__Given task__
Write the records out again exactly, leaving no images in.

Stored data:
::::

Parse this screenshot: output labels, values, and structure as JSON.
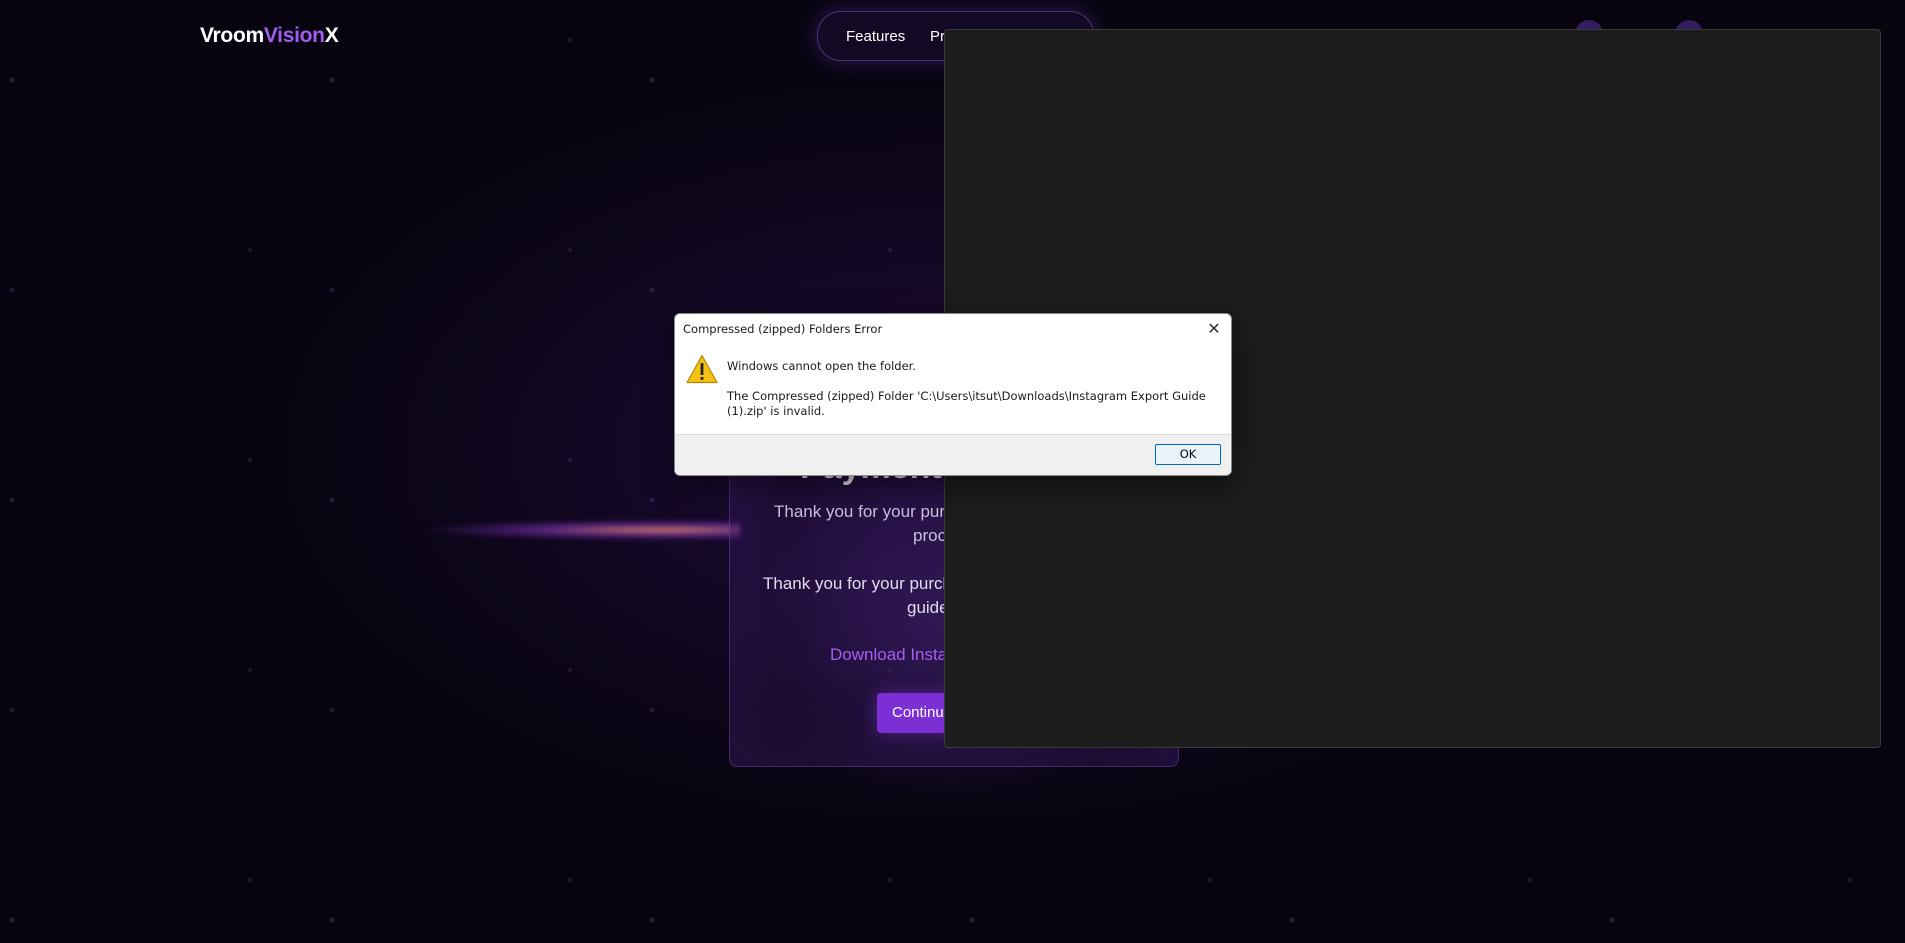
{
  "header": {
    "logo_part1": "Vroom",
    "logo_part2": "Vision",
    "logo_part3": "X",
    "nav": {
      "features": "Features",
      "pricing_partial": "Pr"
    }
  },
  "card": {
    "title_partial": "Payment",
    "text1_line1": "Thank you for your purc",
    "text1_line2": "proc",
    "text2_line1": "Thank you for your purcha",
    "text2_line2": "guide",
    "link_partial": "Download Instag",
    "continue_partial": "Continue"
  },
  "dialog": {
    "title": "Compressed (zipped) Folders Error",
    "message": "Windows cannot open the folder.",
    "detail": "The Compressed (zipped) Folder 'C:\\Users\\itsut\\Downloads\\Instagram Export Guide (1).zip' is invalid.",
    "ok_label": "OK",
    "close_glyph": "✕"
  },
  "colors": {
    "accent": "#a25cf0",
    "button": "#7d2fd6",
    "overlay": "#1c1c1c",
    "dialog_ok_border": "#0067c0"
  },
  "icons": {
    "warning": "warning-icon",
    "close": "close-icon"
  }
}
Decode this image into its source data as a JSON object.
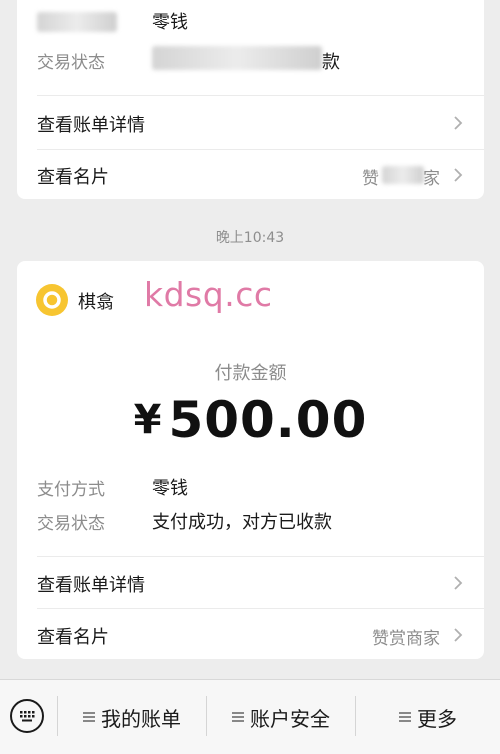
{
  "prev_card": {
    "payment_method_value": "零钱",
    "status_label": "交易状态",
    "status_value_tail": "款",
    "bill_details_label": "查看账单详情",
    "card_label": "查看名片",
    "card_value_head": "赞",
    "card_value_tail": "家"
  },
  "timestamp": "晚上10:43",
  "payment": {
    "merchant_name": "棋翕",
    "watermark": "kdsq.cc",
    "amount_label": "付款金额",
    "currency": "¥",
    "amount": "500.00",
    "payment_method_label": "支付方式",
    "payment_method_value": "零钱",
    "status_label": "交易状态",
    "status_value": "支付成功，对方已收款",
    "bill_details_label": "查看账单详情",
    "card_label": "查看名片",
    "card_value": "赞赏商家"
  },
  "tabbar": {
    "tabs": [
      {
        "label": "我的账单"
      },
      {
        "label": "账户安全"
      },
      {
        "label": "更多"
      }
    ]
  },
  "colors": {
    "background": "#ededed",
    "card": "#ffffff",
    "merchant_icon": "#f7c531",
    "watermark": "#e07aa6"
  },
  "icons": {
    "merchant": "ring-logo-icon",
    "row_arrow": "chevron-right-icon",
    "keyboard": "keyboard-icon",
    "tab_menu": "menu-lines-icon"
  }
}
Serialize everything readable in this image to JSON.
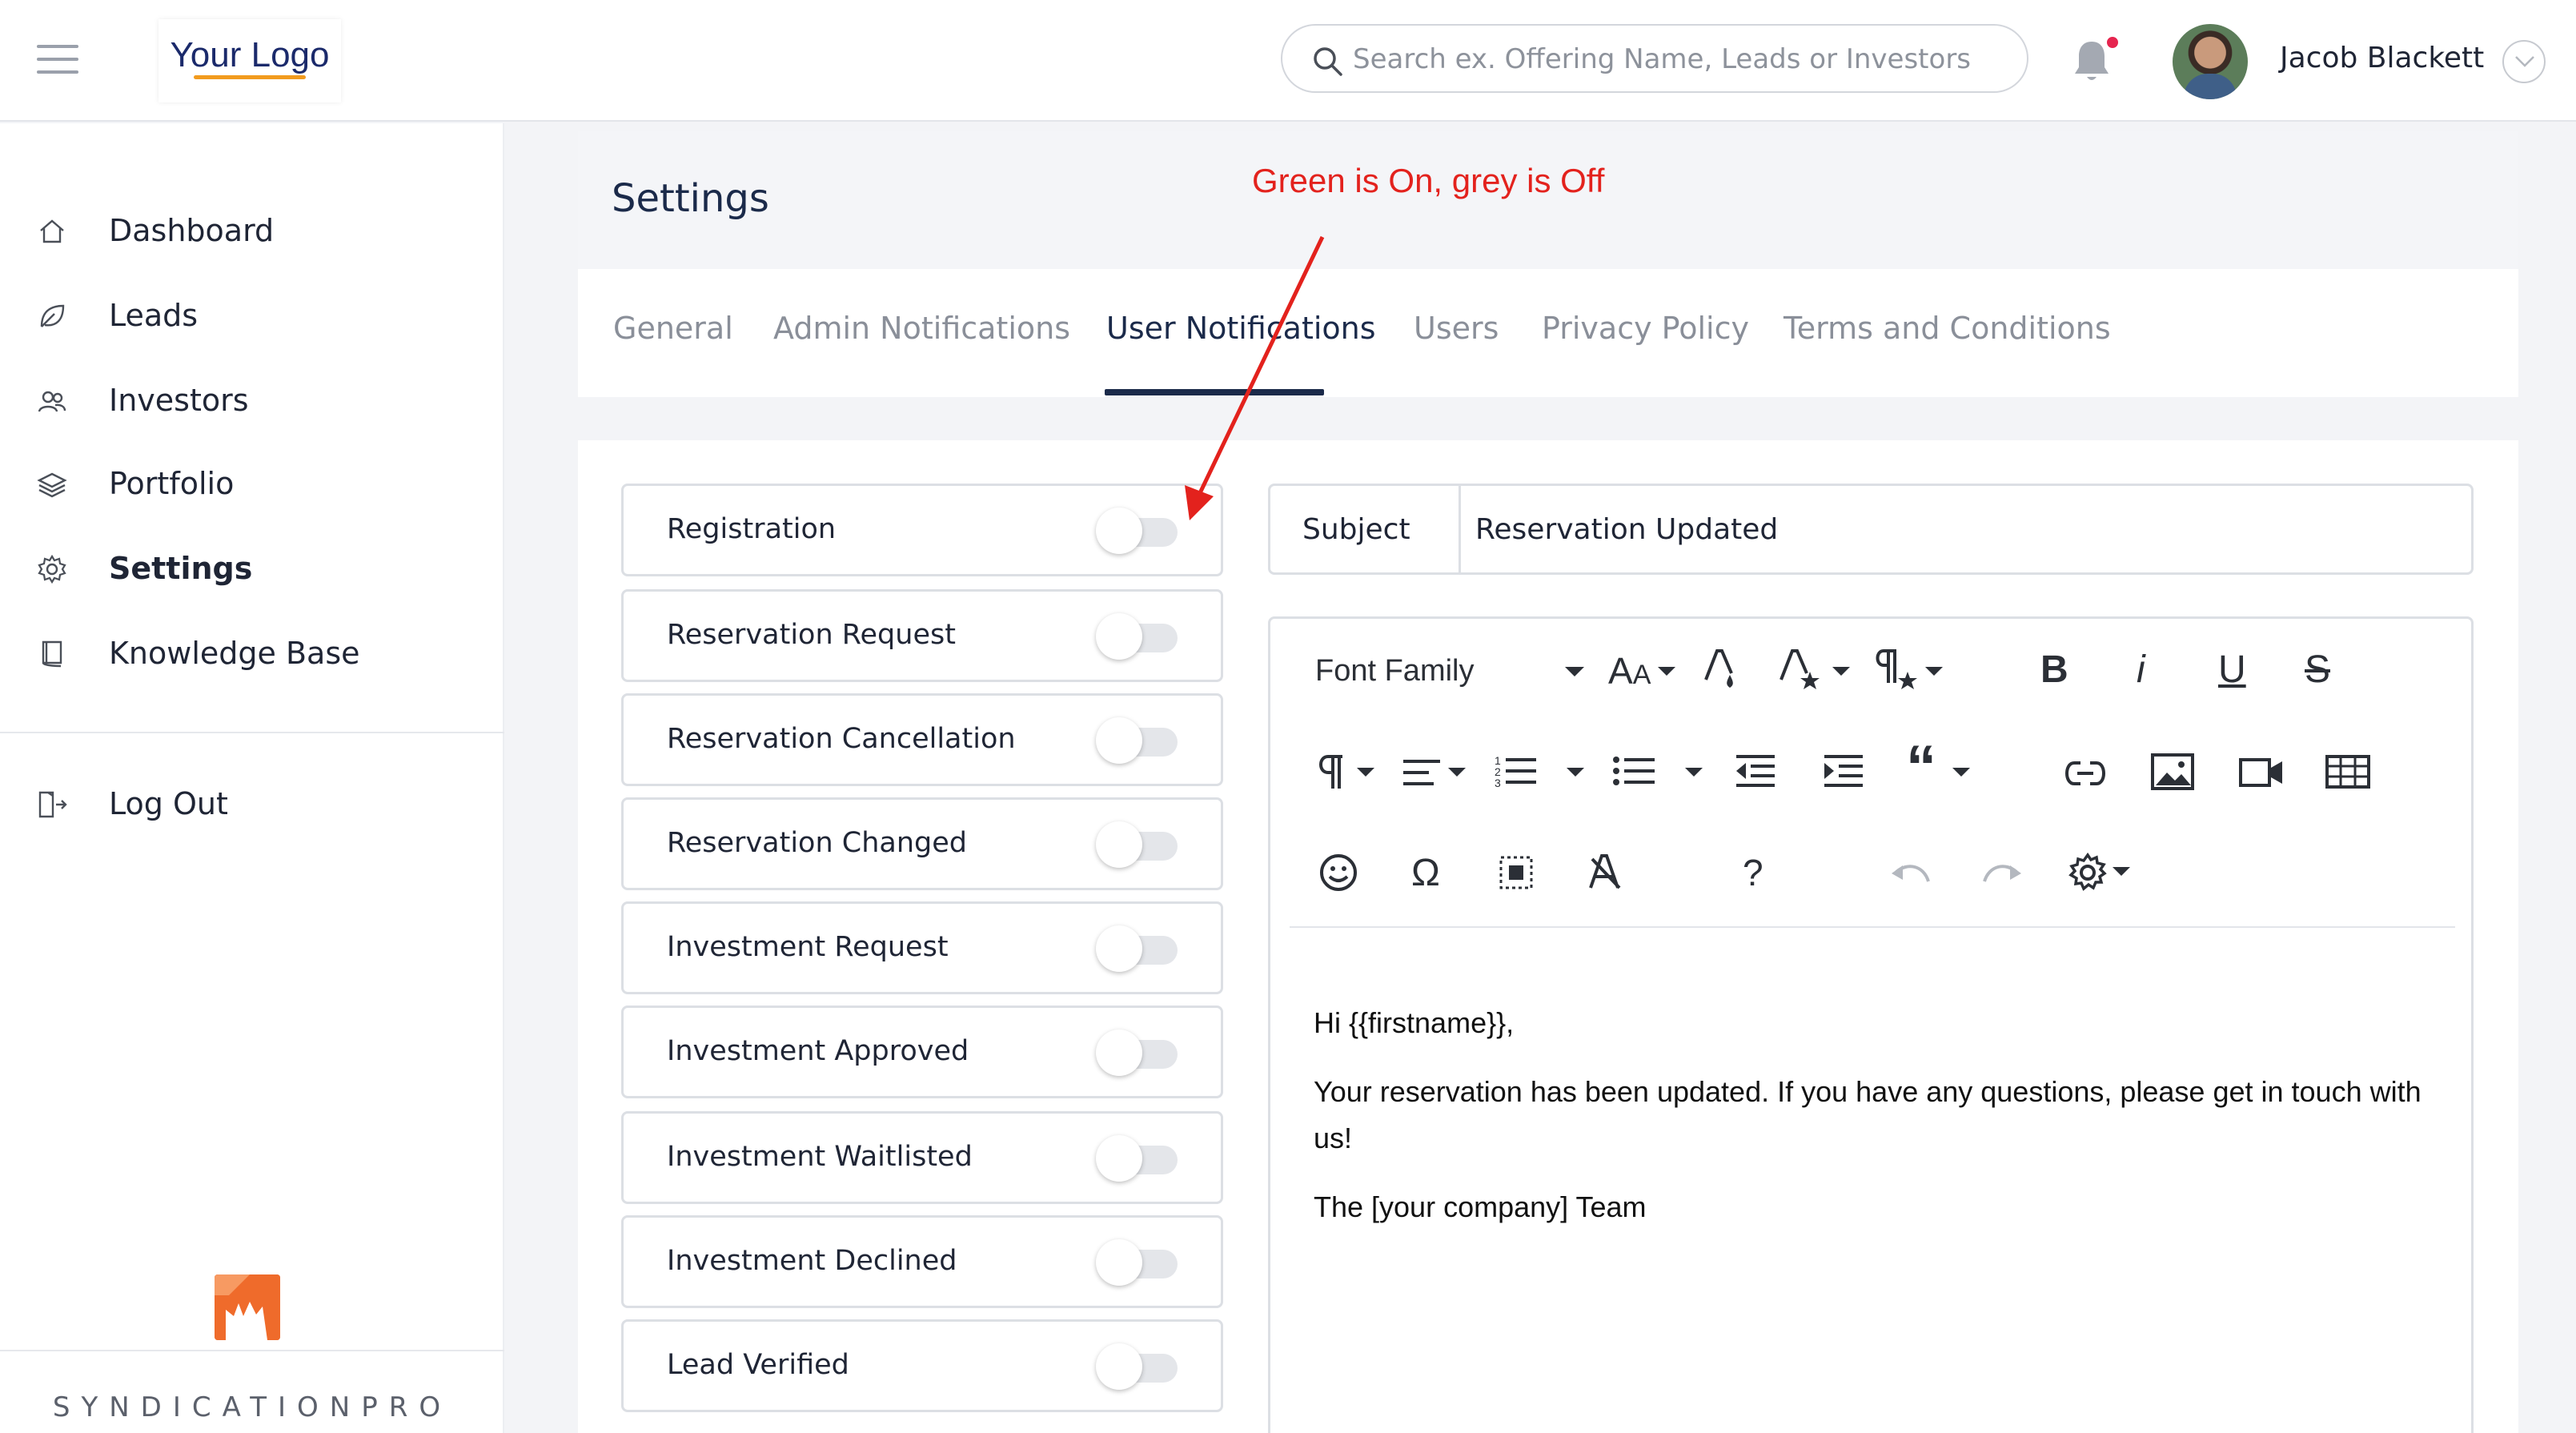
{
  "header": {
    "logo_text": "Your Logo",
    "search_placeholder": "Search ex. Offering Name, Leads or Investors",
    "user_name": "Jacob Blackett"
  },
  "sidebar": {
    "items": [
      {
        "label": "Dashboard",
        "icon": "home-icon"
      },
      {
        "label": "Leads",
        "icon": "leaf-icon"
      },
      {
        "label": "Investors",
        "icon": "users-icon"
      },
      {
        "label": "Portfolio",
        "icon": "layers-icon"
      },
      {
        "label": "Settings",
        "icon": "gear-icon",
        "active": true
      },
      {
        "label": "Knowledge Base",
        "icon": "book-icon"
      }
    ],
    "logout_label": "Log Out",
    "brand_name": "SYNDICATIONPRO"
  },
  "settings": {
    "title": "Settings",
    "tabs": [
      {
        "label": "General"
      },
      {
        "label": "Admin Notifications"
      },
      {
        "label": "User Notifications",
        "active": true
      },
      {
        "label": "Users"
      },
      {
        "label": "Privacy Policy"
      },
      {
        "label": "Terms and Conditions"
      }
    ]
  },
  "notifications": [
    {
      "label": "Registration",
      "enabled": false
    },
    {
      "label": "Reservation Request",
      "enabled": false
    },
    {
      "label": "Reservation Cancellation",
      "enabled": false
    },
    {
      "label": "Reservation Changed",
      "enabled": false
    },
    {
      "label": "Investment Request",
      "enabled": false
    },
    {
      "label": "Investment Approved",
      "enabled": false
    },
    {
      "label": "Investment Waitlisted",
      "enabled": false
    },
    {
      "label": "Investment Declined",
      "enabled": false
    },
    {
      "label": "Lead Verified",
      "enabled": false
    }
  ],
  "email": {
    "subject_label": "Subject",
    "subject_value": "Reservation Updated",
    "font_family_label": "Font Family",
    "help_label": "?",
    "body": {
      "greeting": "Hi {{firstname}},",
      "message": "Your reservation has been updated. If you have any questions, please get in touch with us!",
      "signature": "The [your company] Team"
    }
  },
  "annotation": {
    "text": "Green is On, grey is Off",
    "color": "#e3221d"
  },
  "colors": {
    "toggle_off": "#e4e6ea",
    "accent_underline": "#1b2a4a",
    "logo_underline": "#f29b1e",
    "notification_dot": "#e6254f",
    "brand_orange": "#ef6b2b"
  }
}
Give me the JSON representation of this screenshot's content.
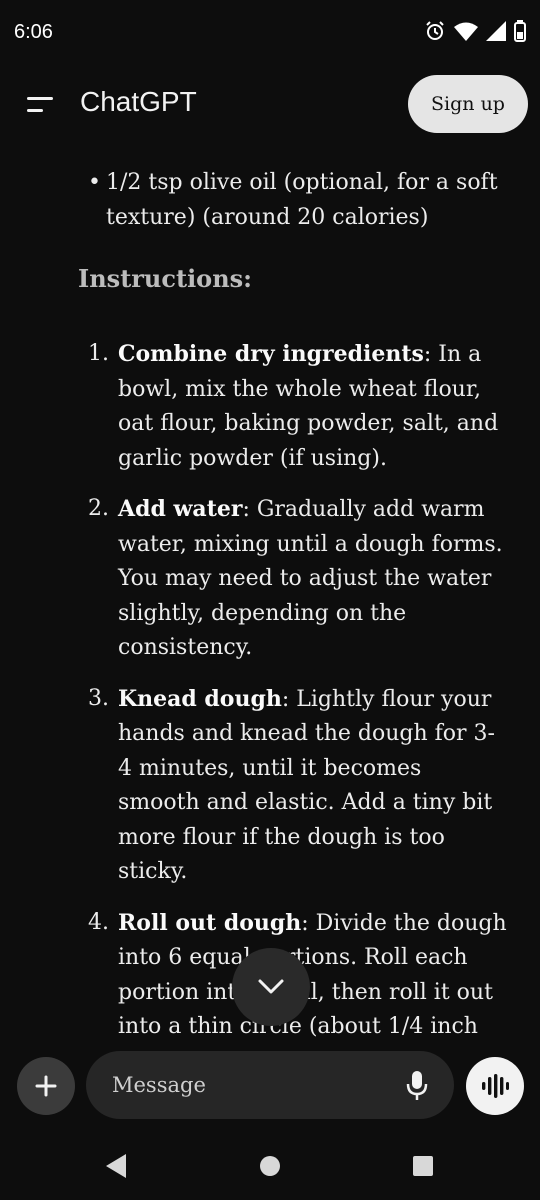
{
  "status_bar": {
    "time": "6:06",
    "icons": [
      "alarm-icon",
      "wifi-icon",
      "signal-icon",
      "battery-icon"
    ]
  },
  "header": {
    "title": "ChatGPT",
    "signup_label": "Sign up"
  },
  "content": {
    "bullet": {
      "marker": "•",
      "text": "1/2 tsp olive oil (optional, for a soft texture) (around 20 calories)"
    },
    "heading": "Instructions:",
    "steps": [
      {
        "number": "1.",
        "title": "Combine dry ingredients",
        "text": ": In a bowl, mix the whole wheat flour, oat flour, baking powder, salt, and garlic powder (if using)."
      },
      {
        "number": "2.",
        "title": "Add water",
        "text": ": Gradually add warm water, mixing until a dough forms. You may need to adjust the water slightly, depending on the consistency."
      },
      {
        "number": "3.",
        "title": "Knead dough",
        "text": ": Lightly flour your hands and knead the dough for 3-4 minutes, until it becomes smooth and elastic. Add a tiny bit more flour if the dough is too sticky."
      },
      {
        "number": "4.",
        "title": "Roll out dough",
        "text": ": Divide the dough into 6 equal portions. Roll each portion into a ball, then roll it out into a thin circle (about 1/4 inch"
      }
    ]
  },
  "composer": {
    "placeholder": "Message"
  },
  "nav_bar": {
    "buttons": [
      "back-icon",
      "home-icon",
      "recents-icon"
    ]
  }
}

::::

__Task output__
Parse this screenshot: output labels, values, and structure as JSON.
{
  "header": {
    "logo_part1": "Vroom",
    "logo_part2": "Vision",
    "logo_part3": "X",
    "nav": {
      "features": "Features",
      "pricing_partial": "Pr"
    }
  },
  "card": {
    "title_partial": "Payment",
    "text1_line1": "Thank you for your purc",
    "text1_line2": "proc",
    "text2_line1": "Thank you for your purcha",
    "text2_line2": "guide",
    "link_partial": "Download Instag",
    "continue_partial": "Continue"
  },
  "dialog": {
    "title": "Compressed (zipped) Folders Error",
    "message": "Windows cannot open the folder.",
    "detail": "The Compressed (zipped) Folder 'C:\\Users\\itsut\\Downloads\\Instagram Export Guide (1).zip' is invalid.",
    "ok_label": "OK",
    "close_glyph": "✕"
  },
  "colors": {
    "accent": "#a25cf0",
    "button": "#7d2fd6",
    "overlay": "#1c1c1c",
    "dialog_ok_border": "#0067c0"
  },
  "icons": {
    "warning": "warning-icon",
    "close": "close-icon"
  }
}
Decode this image into its source data as a JSON object.
{
  "prev_card": {
    "payment_method_value": "零钱",
    "status_label": "交易状态",
    "status_value_tail": "款",
    "bill_details_label": "查看账单详情",
    "card_label": "查看名片",
    "card_value_head": "赞",
    "card_value_tail": "家"
  },
  "timestamp": "晚上10:43",
  "payment": {
    "merchant_name": "棋翕",
    "watermark": "kdsq.cc",
    "amount_label": "付款金额",
    "currency": "¥",
    "amount": "500.00",
    "payment_method_label": "支付方式",
    "payment_method_value": "零钱",
    "status_label": "交易状态",
    "status_value": "支付成功，对方已收款",
    "bill_details_label": "查看账单详情",
    "card_label": "查看名片",
    "card_value": "赞赏商家"
  },
  "tabbar": {
    "tabs": [
      {
        "label": "我的账单"
      },
      {
        "label": "账户安全"
      },
      {
        "label": "更多"
      }
    ]
  },
  "colors": {
    "background": "#ededed",
    "card": "#ffffff",
    "merchant_icon": "#f7c531",
    "watermark": "#e07aa6"
  },
  "icons": {
    "merchant": "ring-logo-icon",
    "row_arrow": "chevron-right-icon",
    "keyboard": "keyboard-icon",
    "tab_menu": "menu-lines-icon"
  }
}
Serialize everything readable in this image to JSON.
{
  "header": {
    "logo_text": "Your Logo",
    "search_placeholder": "Search ex. Offering Name, Leads or Investors",
    "user_name": "Jacob Blackett"
  },
  "sidebar": {
    "items": [
      {
        "label": "Dashboard",
        "icon": "home-icon"
      },
      {
        "label": "Leads",
        "icon": "leaf-icon"
      },
      {
        "label": "Investors",
        "icon": "users-icon"
      },
      {
        "label": "Portfolio",
        "icon": "layers-icon"
      },
      {
        "label": "Settings",
        "icon": "gear-icon",
        "active": true
      },
      {
        "label": "Knowledge Base",
        "icon": "book-icon"
      }
    ],
    "logout_label": "Log Out",
    "brand_name": "SYNDICATIONPRO"
  },
  "settings": {
    "title": "Settings",
    "tabs": [
      {
        "label": "General"
      },
      {
        "label": "Admin Notifications"
      },
      {
        "label": "User Notifications",
        "active": true
      },
      {
        "label": "Users"
      },
      {
        "label": "Privacy Policy"
      },
      {
        "label": "Terms and Conditions"
      }
    ]
  },
  "notifications": [
    {
      "label": "Registration",
      "enabled": false
    },
    {
      "label": "Reservation Request",
      "enabled": false
    },
    {
      "label": "Reservation Cancellation",
      "enabled": false
    },
    {
      "label": "Reservation Changed",
      "enabled": false
    },
    {
      "label": "Investment Request",
      "enabled": false
    },
    {
      "label": "Investment Approved",
      "enabled": false
    },
    {
      "label": "Investment Waitlisted",
      "enabled": false
    },
    {
      "label": "Investment Declined",
      "enabled": false
    },
    {
      "label": "Lead Verified",
      "enabled": false
    }
  ],
  "email": {
    "subject_label": "Subject",
    "subject_value": "Reservation Updated",
    "font_family_label": "Font Family",
    "help_label": "?",
    "body": {
      "greeting": "Hi {{firstname}},",
      "message": "Your reservation has been updated. If you have any questions, please get in touch with us!",
      "signature": "The [your company] Team"
    }
  },
  "annotation": {
    "text": "Green is On, grey is Off",
    "color": "#e3221d"
  },
  "colors": {
    "toggle_off": "#e4e6ea",
    "accent_underline": "#1b2a4a",
    "logo_underline": "#f29b1e",
    "notification_dot": "#e6254f",
    "brand_orange": "#ef6b2b"
  }
}
Give me the JSON representation of this screenshot's content.
{
  "status_bar": {
    "time": "6:06",
    "icons": [
      "alarm-icon",
      "wifi-icon",
      "signal-icon",
      "battery-icon"
    ]
  },
  "header": {
    "title": "ChatGPT",
    "signup_label": "Sign up"
  },
  "content": {
    "bullet": {
      "marker": "•",
      "text": "1/2 tsp olive oil (optional, for a soft texture) (around 20 calories)"
    },
    "heading": "Instructions:",
    "steps": [
      {
        "number": "1.",
        "title": "Combine dry ingredients",
        "text": ": In a bowl, mix the whole wheat flour, oat flour, baking powder, salt, and garlic powder (if using)."
      },
      {
        "number": "2.",
        "title": "Add water",
        "text": ": Gradually add warm water, mixing until a dough forms. You may need to adjust the water slightly, depending on the consistency."
      },
      {
        "number": "3.",
        "title": "Knead dough",
        "text": ": Lightly flour your hands and knead the dough for 3-4 minutes, until it becomes smooth and elastic. Add a tiny bit more flour if the dough is too sticky."
      },
      {
        "number": "4.",
        "title": "Roll out dough",
        "text": ": Divide the dough into 6 equal portions. Roll each portion into a ball, then roll it out into a thin circle (about 1/4 inch"
      }
    ]
  },
  "composer": {
    "placeholder": "Message"
  },
  "nav_bar": {
    "buttons": [
      "back-icon",
      "home-icon",
      "recents-icon"
    ]
  }
}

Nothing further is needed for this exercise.